= Given task =
Output every entry exactly as written.
──────── Excerpted records ────────
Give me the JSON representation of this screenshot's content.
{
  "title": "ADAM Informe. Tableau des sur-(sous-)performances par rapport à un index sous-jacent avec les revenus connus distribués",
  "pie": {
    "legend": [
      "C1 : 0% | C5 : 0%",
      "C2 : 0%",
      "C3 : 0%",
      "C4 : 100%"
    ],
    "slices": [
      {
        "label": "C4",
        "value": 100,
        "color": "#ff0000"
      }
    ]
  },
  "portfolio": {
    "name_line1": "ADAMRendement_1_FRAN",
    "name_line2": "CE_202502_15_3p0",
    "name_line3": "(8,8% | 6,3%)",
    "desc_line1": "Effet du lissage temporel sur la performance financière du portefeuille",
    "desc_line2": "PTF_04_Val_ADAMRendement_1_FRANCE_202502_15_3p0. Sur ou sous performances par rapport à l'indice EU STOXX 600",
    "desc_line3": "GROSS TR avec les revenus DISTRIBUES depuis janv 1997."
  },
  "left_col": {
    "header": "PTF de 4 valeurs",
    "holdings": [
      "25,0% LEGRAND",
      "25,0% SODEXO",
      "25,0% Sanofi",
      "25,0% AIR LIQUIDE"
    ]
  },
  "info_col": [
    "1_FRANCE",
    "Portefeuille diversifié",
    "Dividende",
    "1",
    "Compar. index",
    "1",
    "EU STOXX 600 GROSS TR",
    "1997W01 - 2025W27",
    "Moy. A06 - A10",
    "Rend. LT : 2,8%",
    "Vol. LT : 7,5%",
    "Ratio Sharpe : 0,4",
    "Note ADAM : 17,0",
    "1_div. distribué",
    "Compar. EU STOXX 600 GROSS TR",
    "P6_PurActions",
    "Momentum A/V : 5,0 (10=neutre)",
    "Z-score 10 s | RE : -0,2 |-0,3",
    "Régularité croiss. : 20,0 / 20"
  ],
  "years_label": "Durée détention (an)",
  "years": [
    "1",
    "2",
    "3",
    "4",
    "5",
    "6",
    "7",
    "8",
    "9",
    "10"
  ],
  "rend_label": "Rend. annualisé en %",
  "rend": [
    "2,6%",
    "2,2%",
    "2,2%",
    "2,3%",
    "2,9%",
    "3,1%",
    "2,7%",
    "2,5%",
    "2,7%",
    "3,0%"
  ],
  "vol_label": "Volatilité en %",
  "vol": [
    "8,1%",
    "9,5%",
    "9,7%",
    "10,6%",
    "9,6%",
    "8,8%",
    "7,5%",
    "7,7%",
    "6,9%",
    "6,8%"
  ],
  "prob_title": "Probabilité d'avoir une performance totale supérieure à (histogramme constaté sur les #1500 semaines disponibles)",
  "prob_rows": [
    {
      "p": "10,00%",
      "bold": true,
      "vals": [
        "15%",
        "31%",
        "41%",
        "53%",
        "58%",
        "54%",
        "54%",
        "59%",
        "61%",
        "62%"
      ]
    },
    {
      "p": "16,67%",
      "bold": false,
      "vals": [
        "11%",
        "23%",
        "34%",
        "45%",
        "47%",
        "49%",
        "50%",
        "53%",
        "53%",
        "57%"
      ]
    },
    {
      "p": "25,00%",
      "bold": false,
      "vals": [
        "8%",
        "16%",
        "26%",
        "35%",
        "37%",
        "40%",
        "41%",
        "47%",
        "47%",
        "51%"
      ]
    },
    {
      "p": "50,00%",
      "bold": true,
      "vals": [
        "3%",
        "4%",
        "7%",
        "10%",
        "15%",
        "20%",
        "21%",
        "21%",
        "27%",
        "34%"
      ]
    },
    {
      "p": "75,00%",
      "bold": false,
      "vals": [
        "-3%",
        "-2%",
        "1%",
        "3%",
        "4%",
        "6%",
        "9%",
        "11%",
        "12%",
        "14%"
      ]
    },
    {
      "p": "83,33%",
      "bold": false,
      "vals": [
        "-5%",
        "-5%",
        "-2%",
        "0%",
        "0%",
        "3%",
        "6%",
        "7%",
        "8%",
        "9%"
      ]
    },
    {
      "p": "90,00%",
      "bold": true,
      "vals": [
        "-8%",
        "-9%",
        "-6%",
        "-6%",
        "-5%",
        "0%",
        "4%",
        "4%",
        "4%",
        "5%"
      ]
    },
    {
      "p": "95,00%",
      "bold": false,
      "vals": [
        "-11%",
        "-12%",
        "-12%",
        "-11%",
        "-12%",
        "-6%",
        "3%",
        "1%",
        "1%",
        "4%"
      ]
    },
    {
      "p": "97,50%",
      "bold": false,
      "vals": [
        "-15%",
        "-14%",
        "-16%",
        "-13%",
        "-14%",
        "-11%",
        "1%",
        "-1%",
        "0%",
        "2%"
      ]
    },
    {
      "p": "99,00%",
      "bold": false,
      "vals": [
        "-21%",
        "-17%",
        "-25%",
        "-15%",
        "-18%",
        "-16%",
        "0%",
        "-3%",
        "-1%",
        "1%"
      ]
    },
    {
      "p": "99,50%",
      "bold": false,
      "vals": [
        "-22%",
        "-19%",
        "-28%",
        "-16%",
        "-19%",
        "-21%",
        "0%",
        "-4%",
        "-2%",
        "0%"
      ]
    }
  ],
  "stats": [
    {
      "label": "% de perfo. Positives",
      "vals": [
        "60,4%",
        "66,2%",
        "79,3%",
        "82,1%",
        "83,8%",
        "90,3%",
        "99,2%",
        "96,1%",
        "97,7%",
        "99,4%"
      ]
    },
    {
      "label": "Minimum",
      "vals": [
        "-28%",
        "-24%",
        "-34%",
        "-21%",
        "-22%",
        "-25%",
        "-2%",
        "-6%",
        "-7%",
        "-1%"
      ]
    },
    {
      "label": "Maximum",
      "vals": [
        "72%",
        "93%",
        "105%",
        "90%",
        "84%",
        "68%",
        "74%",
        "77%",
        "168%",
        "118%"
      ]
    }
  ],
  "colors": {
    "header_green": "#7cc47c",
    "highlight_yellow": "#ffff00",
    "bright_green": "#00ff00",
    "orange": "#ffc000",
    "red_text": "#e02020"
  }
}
────────
= Final answer =
Give me the JSON representation of this screenshot's content.
{
  "title": "ADAM Informe. Tableau des sur-(sous-)performances par rapport à un index sous-jacent avec les revenus connus distribués",
  "pie": {
    "legend": [
      "C1 : 0% | C5 : 0%",
      "C2 : 0%",
      "C3 : 0%",
      "C4 : 100%"
    ],
    "slices": [
      {
        "label": "C4",
        "value": 100,
        "color": "#ff0000"
      }
    ]
  },
  "portfolio": {
    "name_line1": "ADAMRendement_1_FRAN",
    "name_line2": "CE_202502_15_3p0",
    "name_line3": "(8,8% | 6,3%)",
    "desc_line1": "Effet du lissage temporel sur la performance financière du portefeuille",
    "desc_line2": "PTF_04_Val_ADAMRendement_1_FRANCE_202502_15_3p0. Sur ou sous performances par rapport à l'indice EU STOXX 600",
    "desc_line3": "GROSS TR avec les revenus DISTRIBUES depuis janv 1997."
  },
  "left_col": {
    "header": "PTF de 4 valeurs",
    "holdings": [
      "25,0% LEGRAND",
      "25,0% SODEXO",
      "25,0% Sanofi",
      "25,0% AIR LIQUIDE"
    ]
  },
  "info_col": [
    "1_FRANCE",
    "Portefeuille diversifié",
    "Dividende",
    "1",
    "Compar. index",
    "1",
    "EU STOXX 600 GROSS TR",
    "1997W01 - 2025W27",
    "Moy. A06 - A10",
    "Rend. LT : 2,8%",
    "Vol. LT : 7,5%",
    "Ratio Sharpe : 0,4",
    "Note ADAM : 17,0",
    "1_div. distribué",
    "Compar. EU STOXX 600 GROSS TR",
    "P6_PurActions",
    "Momentum A/V : 5,0 (10=neutre)",
    "Z-score 10 s | RE : -0,2 |-0,3",
    "Régularité croiss. : 20,0 / 20"
  ],
  "years_label": "Durée détention (an)",
  "years": [
    "1",
    "2",
    "3",
    "4",
    "5",
    "6",
    "7",
    "8",
    "9",
    "10"
  ],
  "rend_label": "Rend. annualisé en %",
  "rend": [
    "2,6%",
    "2,2%",
    "2,2%",
    "2,3%",
    "2,9%",
    "3,1%",
    "2,7%",
    "2,5%",
    "2,7%",
    "3,0%"
  ],
  "vol_label": "Volatilité en %",
  "vol": [
    "8,1%",
    "9,5%",
    "9,7%",
    "10,6%",
    "9,6%",
    "8,8%",
    "7,5%",
    "7,7%",
    "6,9%",
    "6,8%"
  ],
  "prob_title": "Probabilité d'avoir une performance totale supérieure à (histogramme constaté sur les #1500 semaines disponibles)",
  "prob_rows": [
    {
      "p": "10,00%",
      "bold": true,
      "vals": [
        "15%",
        "31%",
        "41%",
        "53%",
        "58%",
        "54%",
        "54%",
        "59%",
        "61%",
        "62%"
      ]
    },
    {
      "p": "16,67%",
      "bold": false,
      "vals": [
        "11%",
        "23%",
        "34%",
        "45%",
        "47%",
        "49%",
        "50%",
        "53%",
        "53%",
        "57%"
      ]
    },
    {
      "p": "25,00%",
      "bold": false,
      "vals": [
        "8%",
        "16%",
        "26%",
        "35%",
        "37%",
        "40%",
        "41%",
        "47%",
        "47%",
        "51%"
      ]
    },
    {
      "p": "50,00%",
      "bold": true,
      "vals": [
        "3%",
        "4%",
        "7%",
        "10%",
        "15%",
        "20%",
        "21%",
        "21%",
        "27%",
        "34%"
      ]
    },
    {
      "p": "75,00%",
      "bold": false,
      "vals": [
        "-3%",
        "-2%",
        "1%",
        "3%",
        "4%",
        "6%",
        "9%",
        "11%",
        "12%",
        "14%"
      ]
    },
    {
      "p": "83,33%",
      "bold": false,
      "vals": [
        "-5%",
        "-5%",
        "-2%",
        "0%",
        "0%",
        "3%",
        "6%",
        "7%",
        "8%",
        "9%"
      ]
    },
    {
      "p": "90,00%",
      "bold": true,
      "vals": [
        "-8%",
        "-9%",
        "-6%",
        "-6%",
        "-5%",
        "0%",
        "4%",
        "4%",
        "4%",
        "5%"
      ]
    },
    {
      "p": "95,00%",
      "bold": false,
      "vals": [
        "-11%",
        "-12%",
        "-12%",
        "-11%",
        "-12%",
        "-6%",
        "3%",
        "1%",
        "1%",
        "4%"
      ]
    },
    {
      "p": "97,50%",
      "bold": false,
      "vals": [
        "-15%",
        "-14%",
        "-16%",
        "-13%",
        "-14%",
        "-11%",
        "1%",
        "-1%",
        "0%",
        "2%"
      ]
    },
    {
      "p": "99,00%",
      "bold": false,
      "vals": [
        "-21%",
        "-17%",
        "-25%",
        "-15%",
        "-18%",
        "-16%",
        "0%",
        "-3%",
        "-1%",
        "1%"
      ]
    },
    {
      "p": "99,50%",
      "bold": false,
      "vals": [
        "-22%",
        "-19%",
        "-28%",
        "-16%",
        "-19%",
        "-21%",
        "0%",
        "-4%",
        "-2%",
        "0%"
      ]
    }
  ],
  "stats": [
    {
      "label": "% de perfo. Positives",
      "vals": [
        "60,4%",
        "66,2%",
        "79,3%",
        "82,1%",
        "83,8%",
        "90,3%",
        "99,2%",
        "96,1%",
        "97,7%",
        "99,4%"
      ]
    },
    {
      "label": "Minimum",
      "vals": [
        "-28%",
        "-24%",
        "-34%",
        "-21%",
        "-22%",
        "-25%",
        "-2%",
        "-6%",
        "-7%",
        "-1%"
      ]
    },
    {
      "label": "Maximum",
      "vals": [
        "72%",
        "93%",
        "105%",
        "90%",
        "84%",
        "68%",
        "74%",
        "77%",
        "168%",
        "118%"
      ]
    }
  ],
  "colors": {
    "header_green": "#7cc47c",
    "highlight_yellow": "#ffff00",
    "bright_green": "#00ff00",
    "orange": "#ffc000",
    "red_text": "#e02020"
  }
}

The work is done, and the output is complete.